───── ENTRIES SHOWN

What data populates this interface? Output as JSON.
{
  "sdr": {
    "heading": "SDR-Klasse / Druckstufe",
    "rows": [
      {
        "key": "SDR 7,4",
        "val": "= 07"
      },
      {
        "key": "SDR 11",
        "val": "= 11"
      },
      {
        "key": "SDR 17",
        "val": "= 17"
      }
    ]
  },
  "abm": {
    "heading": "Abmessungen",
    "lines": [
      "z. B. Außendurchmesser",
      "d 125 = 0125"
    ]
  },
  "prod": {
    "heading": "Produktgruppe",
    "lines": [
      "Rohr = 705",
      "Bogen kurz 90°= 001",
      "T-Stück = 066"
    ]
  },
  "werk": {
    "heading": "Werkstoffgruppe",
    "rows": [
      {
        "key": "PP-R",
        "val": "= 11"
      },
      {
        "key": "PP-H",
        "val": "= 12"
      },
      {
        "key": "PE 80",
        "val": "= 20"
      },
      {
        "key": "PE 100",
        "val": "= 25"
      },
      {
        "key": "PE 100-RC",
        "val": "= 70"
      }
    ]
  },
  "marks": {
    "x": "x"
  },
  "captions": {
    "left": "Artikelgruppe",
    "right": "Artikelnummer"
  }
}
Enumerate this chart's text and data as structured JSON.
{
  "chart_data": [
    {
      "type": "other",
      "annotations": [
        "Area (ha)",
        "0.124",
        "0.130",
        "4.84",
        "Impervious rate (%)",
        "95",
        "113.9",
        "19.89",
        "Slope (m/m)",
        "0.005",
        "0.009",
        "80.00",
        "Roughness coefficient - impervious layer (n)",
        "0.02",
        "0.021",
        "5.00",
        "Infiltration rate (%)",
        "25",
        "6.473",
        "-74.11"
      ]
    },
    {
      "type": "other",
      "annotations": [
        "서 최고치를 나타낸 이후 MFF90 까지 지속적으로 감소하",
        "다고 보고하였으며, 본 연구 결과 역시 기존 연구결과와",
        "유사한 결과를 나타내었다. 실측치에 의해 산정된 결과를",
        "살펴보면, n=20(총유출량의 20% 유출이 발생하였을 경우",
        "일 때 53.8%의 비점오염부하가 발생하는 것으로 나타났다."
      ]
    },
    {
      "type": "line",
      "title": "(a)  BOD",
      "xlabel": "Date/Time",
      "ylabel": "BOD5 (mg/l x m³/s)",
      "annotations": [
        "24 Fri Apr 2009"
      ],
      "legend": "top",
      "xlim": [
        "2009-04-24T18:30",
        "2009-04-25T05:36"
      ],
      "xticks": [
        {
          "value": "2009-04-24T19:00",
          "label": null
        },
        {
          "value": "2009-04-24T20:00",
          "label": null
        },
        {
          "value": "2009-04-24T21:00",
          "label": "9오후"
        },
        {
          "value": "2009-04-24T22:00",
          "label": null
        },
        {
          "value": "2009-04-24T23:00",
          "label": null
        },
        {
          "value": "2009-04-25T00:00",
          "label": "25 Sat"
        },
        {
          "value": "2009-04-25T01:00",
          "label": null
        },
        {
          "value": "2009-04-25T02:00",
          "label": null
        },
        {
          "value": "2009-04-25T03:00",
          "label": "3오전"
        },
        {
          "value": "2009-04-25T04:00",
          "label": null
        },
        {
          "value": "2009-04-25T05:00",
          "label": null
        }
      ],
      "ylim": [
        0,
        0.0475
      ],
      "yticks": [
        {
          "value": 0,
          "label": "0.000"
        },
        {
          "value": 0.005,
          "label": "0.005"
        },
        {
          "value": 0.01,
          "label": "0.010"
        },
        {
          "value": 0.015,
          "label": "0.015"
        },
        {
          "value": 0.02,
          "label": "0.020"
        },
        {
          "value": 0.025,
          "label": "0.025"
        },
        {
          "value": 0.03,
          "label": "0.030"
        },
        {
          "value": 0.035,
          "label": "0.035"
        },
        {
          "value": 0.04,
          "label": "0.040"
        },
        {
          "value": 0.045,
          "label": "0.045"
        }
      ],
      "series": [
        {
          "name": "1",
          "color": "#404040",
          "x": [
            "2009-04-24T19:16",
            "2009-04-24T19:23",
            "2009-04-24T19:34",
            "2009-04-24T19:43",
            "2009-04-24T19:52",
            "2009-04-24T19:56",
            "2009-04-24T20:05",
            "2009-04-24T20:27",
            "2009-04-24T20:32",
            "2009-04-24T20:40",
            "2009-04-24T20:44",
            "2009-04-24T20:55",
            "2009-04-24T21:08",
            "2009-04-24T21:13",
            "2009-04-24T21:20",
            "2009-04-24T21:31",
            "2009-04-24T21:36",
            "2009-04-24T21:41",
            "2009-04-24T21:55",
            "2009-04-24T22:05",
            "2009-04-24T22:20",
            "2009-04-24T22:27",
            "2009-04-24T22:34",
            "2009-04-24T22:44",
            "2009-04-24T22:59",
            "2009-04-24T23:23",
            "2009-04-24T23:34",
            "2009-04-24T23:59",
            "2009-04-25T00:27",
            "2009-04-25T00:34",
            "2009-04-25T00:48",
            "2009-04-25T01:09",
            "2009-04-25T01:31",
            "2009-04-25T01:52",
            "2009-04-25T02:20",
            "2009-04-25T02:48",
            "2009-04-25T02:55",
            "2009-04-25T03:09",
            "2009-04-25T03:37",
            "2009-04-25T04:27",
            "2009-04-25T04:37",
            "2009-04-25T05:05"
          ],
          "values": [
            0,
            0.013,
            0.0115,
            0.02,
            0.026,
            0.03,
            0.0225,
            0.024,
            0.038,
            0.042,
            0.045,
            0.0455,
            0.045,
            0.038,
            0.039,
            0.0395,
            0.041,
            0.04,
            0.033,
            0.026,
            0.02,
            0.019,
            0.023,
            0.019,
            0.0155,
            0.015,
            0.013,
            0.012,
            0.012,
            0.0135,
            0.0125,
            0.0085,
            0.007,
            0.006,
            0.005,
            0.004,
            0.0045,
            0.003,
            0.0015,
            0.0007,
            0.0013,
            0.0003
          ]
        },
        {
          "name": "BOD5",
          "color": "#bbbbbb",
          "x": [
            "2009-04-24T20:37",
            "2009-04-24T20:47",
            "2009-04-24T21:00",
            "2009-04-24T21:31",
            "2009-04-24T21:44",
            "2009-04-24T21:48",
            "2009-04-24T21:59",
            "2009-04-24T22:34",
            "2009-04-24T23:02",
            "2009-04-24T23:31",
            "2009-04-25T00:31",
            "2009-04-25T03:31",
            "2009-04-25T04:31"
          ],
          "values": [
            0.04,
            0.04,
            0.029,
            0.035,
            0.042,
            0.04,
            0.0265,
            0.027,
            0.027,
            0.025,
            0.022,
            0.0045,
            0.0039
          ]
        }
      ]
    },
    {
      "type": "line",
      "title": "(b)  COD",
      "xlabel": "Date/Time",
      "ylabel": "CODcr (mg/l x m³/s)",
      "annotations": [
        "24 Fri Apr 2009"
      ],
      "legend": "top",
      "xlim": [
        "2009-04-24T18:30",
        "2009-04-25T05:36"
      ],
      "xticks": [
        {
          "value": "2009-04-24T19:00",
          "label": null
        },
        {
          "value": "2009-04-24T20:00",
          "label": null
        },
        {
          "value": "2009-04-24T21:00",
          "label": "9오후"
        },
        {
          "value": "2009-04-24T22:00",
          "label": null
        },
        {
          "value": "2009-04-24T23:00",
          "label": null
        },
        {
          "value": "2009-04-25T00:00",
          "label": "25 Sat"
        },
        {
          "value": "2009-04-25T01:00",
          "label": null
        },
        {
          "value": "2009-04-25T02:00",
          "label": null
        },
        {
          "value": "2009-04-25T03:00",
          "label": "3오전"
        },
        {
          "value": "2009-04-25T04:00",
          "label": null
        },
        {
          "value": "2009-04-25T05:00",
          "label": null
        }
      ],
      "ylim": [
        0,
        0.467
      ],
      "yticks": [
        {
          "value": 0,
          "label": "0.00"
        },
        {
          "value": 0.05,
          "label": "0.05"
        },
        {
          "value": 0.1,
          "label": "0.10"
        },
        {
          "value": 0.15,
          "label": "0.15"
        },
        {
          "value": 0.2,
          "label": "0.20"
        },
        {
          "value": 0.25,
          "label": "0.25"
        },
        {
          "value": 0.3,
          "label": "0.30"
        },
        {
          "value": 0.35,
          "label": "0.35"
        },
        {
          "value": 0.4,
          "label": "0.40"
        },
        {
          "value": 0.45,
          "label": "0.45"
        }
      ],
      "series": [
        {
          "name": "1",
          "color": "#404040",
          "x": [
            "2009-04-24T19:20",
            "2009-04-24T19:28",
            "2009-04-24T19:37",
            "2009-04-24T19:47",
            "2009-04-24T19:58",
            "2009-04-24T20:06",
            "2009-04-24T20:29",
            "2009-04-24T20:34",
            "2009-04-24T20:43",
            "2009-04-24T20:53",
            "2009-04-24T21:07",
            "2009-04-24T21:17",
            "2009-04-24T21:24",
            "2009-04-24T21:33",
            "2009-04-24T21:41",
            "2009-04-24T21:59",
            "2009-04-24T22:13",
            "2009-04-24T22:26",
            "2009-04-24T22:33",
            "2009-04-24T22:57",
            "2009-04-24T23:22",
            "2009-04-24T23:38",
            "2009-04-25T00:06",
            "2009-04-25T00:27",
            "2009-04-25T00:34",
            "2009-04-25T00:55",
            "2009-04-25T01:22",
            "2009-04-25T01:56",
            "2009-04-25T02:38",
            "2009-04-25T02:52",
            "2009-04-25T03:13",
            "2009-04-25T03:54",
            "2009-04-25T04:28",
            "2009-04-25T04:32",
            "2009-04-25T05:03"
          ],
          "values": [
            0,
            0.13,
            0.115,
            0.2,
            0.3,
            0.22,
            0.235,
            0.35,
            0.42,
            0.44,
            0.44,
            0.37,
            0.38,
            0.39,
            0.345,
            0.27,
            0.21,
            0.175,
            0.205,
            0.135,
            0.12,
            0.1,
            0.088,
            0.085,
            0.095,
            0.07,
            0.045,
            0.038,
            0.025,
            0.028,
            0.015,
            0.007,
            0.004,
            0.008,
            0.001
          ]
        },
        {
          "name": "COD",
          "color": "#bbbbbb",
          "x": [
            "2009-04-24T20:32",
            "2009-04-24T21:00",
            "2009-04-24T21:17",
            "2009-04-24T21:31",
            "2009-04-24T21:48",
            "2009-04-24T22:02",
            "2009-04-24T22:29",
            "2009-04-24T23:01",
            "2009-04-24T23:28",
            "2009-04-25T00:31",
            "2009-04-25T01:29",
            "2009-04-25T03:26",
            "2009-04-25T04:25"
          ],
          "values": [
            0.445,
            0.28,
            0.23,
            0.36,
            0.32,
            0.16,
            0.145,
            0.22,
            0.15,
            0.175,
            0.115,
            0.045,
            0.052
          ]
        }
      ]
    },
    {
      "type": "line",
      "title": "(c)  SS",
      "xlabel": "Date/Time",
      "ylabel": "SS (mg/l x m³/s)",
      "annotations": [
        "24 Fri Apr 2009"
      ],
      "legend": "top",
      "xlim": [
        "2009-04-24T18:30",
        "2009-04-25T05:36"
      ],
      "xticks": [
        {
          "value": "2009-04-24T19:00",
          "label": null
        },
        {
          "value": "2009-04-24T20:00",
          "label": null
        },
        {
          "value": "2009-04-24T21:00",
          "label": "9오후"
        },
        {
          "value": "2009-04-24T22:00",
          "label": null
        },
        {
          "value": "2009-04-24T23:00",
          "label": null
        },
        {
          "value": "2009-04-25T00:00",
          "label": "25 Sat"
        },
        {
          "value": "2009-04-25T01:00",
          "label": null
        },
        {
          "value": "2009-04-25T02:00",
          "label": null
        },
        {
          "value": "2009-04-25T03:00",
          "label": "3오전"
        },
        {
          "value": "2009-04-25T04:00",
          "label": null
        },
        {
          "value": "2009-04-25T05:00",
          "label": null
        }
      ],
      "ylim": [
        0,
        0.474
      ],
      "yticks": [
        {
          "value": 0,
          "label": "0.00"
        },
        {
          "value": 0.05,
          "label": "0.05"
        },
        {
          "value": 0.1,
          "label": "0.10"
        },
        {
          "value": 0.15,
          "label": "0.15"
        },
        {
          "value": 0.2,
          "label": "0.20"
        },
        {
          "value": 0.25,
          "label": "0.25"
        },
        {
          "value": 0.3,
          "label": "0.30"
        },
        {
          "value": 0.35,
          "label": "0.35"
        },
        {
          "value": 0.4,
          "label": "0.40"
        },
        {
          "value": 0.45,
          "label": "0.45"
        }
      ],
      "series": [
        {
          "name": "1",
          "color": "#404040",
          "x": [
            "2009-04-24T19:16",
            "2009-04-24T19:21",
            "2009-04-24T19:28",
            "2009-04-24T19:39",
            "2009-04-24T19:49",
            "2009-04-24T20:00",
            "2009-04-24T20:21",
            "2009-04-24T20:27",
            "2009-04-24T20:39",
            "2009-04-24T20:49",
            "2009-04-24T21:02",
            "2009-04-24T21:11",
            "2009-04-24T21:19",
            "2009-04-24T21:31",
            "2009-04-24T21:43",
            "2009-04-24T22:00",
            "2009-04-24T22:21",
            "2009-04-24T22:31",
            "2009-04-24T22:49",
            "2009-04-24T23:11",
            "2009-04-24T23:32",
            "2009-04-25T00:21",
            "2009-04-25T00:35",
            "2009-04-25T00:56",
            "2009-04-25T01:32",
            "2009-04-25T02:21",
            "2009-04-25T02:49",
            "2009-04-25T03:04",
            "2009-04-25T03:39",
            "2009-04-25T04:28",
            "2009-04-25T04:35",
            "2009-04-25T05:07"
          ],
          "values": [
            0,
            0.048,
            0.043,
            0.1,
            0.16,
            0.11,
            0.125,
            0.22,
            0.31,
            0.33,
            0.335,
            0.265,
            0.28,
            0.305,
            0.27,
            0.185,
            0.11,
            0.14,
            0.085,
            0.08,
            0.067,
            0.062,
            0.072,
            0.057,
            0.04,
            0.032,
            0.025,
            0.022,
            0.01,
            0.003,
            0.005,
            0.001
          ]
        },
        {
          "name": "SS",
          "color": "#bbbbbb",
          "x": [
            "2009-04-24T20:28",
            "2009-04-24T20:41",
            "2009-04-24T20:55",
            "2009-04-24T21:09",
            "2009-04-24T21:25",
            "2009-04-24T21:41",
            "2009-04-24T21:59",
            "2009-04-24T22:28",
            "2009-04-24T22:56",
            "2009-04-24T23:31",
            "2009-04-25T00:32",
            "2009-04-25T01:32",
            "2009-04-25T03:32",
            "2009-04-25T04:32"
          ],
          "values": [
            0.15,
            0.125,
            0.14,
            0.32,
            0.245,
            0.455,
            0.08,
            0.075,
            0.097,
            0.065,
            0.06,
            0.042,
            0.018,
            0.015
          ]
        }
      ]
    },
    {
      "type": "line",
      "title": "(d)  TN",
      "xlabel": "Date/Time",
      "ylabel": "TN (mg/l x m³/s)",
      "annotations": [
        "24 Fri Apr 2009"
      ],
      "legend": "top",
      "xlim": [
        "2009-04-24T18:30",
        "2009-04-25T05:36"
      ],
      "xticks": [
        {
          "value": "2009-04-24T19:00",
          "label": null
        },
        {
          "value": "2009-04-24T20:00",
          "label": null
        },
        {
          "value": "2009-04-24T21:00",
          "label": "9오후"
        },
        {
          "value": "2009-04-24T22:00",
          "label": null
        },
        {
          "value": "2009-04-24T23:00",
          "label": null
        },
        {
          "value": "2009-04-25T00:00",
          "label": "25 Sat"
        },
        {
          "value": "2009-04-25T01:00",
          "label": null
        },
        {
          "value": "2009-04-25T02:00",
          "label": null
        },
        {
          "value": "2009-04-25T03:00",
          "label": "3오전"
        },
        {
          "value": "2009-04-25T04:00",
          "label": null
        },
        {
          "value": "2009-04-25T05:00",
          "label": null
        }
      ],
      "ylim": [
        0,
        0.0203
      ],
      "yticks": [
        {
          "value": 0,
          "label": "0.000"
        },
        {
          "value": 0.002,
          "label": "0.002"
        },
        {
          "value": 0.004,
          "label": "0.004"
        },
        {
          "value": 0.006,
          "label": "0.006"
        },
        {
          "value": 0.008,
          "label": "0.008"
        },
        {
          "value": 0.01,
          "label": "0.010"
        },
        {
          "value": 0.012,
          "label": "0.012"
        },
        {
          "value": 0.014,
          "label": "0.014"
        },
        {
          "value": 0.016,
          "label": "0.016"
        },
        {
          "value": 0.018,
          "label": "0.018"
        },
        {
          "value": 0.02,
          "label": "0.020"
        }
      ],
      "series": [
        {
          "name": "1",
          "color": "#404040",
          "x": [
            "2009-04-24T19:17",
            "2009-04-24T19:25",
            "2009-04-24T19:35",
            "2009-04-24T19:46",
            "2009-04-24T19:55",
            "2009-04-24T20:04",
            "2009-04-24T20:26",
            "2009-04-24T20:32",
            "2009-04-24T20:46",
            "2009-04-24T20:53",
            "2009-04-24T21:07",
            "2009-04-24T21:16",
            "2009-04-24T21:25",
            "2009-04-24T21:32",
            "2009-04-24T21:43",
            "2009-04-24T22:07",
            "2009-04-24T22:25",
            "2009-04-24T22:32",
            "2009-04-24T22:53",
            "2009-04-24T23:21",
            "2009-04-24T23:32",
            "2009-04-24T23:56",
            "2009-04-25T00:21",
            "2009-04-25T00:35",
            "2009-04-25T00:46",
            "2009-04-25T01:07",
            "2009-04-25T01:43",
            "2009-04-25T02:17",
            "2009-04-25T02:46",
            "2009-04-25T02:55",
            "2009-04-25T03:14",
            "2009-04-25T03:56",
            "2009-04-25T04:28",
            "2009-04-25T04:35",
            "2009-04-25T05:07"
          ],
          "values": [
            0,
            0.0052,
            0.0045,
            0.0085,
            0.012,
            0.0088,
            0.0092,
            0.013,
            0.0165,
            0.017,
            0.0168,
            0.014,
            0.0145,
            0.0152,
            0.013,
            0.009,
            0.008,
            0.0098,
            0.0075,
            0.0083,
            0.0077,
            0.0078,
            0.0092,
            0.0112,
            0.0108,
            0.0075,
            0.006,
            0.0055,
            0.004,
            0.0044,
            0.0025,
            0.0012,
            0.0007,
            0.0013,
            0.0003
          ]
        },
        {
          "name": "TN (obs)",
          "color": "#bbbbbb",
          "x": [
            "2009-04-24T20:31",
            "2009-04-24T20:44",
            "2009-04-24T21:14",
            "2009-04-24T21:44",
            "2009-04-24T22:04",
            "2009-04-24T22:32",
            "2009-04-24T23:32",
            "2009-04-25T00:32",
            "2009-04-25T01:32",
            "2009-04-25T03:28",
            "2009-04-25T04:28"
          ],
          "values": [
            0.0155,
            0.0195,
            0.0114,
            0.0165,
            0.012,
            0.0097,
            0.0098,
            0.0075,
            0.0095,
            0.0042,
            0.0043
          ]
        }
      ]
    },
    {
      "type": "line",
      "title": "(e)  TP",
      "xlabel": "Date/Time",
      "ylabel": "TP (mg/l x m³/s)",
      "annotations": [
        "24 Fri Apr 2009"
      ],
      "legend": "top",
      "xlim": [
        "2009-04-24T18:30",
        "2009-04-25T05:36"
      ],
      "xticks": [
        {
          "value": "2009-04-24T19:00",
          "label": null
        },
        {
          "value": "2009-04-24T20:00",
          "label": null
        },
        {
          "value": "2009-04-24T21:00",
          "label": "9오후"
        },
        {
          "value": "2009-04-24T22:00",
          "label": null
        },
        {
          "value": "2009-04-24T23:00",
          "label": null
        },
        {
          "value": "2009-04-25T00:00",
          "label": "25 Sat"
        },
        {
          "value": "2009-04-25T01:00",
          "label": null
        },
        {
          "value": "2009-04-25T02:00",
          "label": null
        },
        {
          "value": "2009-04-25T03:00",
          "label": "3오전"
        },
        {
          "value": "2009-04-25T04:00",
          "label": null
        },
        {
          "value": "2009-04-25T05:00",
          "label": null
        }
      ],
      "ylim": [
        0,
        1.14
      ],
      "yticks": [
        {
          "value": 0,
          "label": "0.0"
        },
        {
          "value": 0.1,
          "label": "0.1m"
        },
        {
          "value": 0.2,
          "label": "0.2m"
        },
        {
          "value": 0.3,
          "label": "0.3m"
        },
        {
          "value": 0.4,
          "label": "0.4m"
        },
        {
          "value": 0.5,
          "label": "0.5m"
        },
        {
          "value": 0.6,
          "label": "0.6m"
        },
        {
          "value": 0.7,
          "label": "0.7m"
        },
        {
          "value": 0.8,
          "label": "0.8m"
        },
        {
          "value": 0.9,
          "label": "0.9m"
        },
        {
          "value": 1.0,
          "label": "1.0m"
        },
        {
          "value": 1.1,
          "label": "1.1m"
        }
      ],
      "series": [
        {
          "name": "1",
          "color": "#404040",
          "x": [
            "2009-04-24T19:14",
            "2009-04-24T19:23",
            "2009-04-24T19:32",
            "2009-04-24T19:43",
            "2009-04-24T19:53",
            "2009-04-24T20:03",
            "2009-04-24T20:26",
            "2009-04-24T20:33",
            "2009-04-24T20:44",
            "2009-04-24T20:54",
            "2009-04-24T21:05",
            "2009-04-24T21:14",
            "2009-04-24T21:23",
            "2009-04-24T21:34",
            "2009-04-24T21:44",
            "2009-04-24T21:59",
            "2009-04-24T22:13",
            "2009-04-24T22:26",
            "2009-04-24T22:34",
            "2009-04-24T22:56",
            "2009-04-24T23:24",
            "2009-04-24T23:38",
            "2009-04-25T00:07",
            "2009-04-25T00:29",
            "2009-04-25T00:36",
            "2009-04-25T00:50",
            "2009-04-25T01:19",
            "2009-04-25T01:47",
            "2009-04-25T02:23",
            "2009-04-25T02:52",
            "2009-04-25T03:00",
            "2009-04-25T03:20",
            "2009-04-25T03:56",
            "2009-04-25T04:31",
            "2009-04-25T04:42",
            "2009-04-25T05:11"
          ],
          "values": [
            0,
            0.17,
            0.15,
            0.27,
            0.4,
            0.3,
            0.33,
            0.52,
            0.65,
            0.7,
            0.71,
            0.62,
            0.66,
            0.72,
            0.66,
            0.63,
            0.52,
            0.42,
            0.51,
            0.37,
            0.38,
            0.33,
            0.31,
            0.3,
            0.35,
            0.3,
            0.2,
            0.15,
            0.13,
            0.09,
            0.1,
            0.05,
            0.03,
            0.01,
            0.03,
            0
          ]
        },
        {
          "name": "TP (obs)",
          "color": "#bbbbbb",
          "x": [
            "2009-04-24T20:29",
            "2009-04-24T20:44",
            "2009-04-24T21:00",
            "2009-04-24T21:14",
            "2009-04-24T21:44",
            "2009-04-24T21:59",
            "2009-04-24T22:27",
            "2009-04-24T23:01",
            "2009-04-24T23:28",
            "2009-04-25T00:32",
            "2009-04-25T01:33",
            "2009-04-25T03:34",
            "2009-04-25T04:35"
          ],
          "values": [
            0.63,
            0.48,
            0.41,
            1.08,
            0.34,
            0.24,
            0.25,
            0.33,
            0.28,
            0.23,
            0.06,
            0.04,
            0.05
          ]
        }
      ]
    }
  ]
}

──────────

▶ _REQUEST_
Copy all lines of the material above where the string "ylabel" occurs.

▶ _ANSWER TO THE EXERCISE_
      "ylabel": "BOD5 (mg/l x m³/s)",
      "ylabel": "CODcr (mg/l x m³/s)",
      "ylabel": "SS (mg/l x m³/s)",
      "ylabel": "TN (mg/l x m³/s)",
      "ylabel": "TP (mg/l x m³/s)",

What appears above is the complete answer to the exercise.